Repeat the listing exactly as given, omitting every image.

- [WORKING DATA]
★ ★ ★ ★
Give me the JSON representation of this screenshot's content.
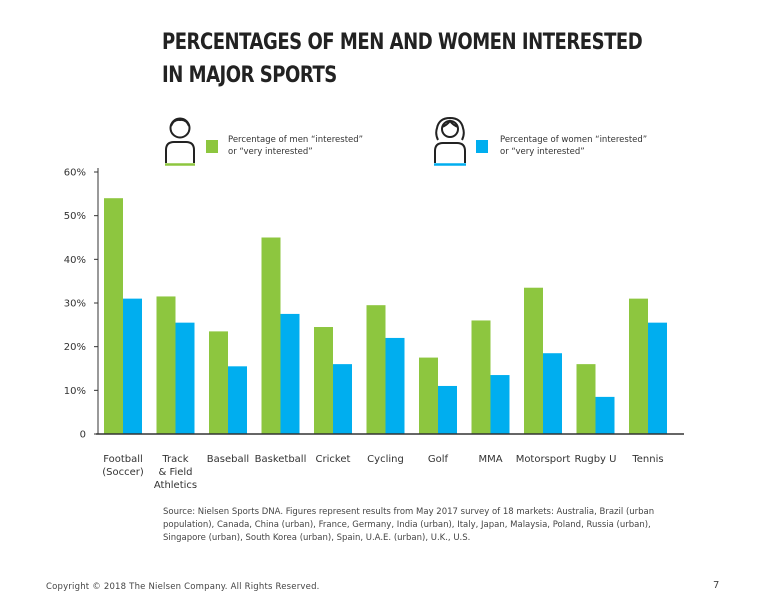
{
  "title_line1": "PERCENTAGES OF MEN AND WOMEN INTERESTED",
  "title_line2": "IN MAJOR SPORTS",
  "legend": {
    "men_line1": "Percentage of men “interested”",
    "men_line2": "or “very interested”",
    "women_line1": "Percentage of women “interested”",
    "women_line2": "or “very interested”"
  },
  "colors": {
    "men": "#8dc63f",
    "women": "#00aeef",
    "axis": "#333333",
    "icon": "#222222"
  },
  "chart_data": {
    "type": "bar",
    "title": "PERCENTAGES OF MEN AND WOMEN INTERESTED IN MAJOR SPORTS",
    "xlabel": "",
    "ylabel": "",
    "ylim": [
      0,
      60
    ],
    "yticks": [
      {
        "value": 0,
        "label": "0"
      },
      {
        "value": 10,
        "label": "10%"
      },
      {
        "value": 20,
        "label": "20%"
      },
      {
        "value": 30,
        "label": "30%"
      },
      {
        "value": 40,
        "label": "40%"
      },
      {
        "value": 50,
        "label": "50%"
      },
      {
        "value": 60,
        "label": "60%"
      }
    ],
    "categories": [
      [
        "Football",
        "(Soccer)"
      ],
      [
        "Track",
        "& Field",
        "Athletics"
      ],
      [
        "Baseball"
      ],
      [
        "Basketball"
      ],
      [
        "Cricket"
      ],
      [
        "Cycling"
      ],
      [
        "Golf"
      ],
      [
        "MMA"
      ],
      [
        "Motorsport"
      ],
      [
        "Rugby U"
      ],
      [
        "Tennis"
      ]
    ],
    "series": [
      {
        "name": "Percentage of men “interested” or “very interested”",
        "key": "men",
        "values": [
          54,
          31.5,
          23.5,
          45,
          24.5,
          29.5,
          17.5,
          26,
          33.5,
          16,
          31
        ]
      },
      {
        "name": "Percentage of women “interested” or “very interested”",
        "key": "women",
        "values": [
          31,
          25.5,
          15.5,
          27.5,
          16,
          22,
          11,
          13.5,
          18.5,
          8.5,
          25.5
        ]
      }
    ],
    "grid": false,
    "legend_position": "top"
  },
  "source_lines": [
    "Source: Nielsen Sports DNA. Figures represent results from May 2017 survey of 18 markets: Australia, Brazil (urban",
    "population), Canada, China (urban), France, Germany, India (urban), Italy, Japan, Malaysia, Poland, Russia (urban),",
    "Singapore (urban), South Korea (urban), Spain, U.A.E. (urban), U.K., U.S."
  ],
  "footer": "Copyright © 2018 The Nielsen Company. All Rights Reserved.",
  "page_number": "7"
}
★ ★ ★ ★
- [EXERCISE RESPONSE]
Give me the JSON representation of this screenshot's content.
{
  "title_line1": "PERCENTAGES OF MEN AND WOMEN INTERESTED",
  "title_line2": "IN MAJOR SPORTS",
  "legend": {
    "men_line1": "Percentage of men “interested”",
    "men_line2": "or “very interested”",
    "women_line1": "Percentage of women “interested”",
    "women_line2": "or “very interested”"
  },
  "colors": {
    "men": "#8dc63f",
    "women": "#00aeef",
    "axis": "#333333",
    "icon": "#222222"
  },
  "chart_data": {
    "type": "bar",
    "title": "PERCENTAGES OF MEN AND WOMEN INTERESTED IN MAJOR SPORTS",
    "xlabel": "",
    "ylabel": "",
    "ylim": [
      0,
      60
    ],
    "yticks": [
      {
        "value": 0,
        "label": "0"
      },
      {
        "value": 10,
        "label": "10%"
      },
      {
        "value": 20,
        "label": "20%"
      },
      {
        "value": 30,
        "label": "30%"
      },
      {
        "value": 40,
        "label": "40%"
      },
      {
        "value": 50,
        "label": "50%"
      },
      {
        "value": 60,
        "label": "60%"
      }
    ],
    "categories": [
      [
        "Football",
        "(Soccer)"
      ],
      [
        "Track",
        "& Field",
        "Athletics"
      ],
      [
        "Baseball"
      ],
      [
        "Basketball"
      ],
      [
        "Cricket"
      ],
      [
        "Cycling"
      ],
      [
        "Golf"
      ],
      [
        "MMA"
      ],
      [
        "Motorsport"
      ],
      [
        "Rugby U"
      ],
      [
        "Tennis"
      ]
    ],
    "series": [
      {
        "name": "Percentage of men “interested” or “very interested”",
        "key": "men",
        "values": [
          54,
          31.5,
          23.5,
          45,
          24.5,
          29.5,
          17.5,
          26,
          33.5,
          16,
          31
        ]
      },
      {
        "name": "Percentage of women “interested” or “very interested”",
        "key": "women",
        "values": [
          31,
          25.5,
          15.5,
          27.5,
          16,
          22,
          11,
          13.5,
          18.5,
          8.5,
          25.5
        ]
      }
    ],
    "grid": false,
    "legend_position": "top"
  },
  "source_lines": [
    "Source: Nielsen Sports DNA. Figures represent results from May 2017 survey of 18 markets: Australia, Brazil (urban",
    "population), Canada, China (urban), France, Germany, India (urban), Italy, Japan, Malaysia, Poland, Russia (urban),",
    "Singapore (urban), South Korea (urban), Spain, U.A.E. (urban), U.K., U.S."
  ],
  "footer": "Copyright © 2018 The Nielsen Company. All Rights Reserved.",
  "page_number": "7"
}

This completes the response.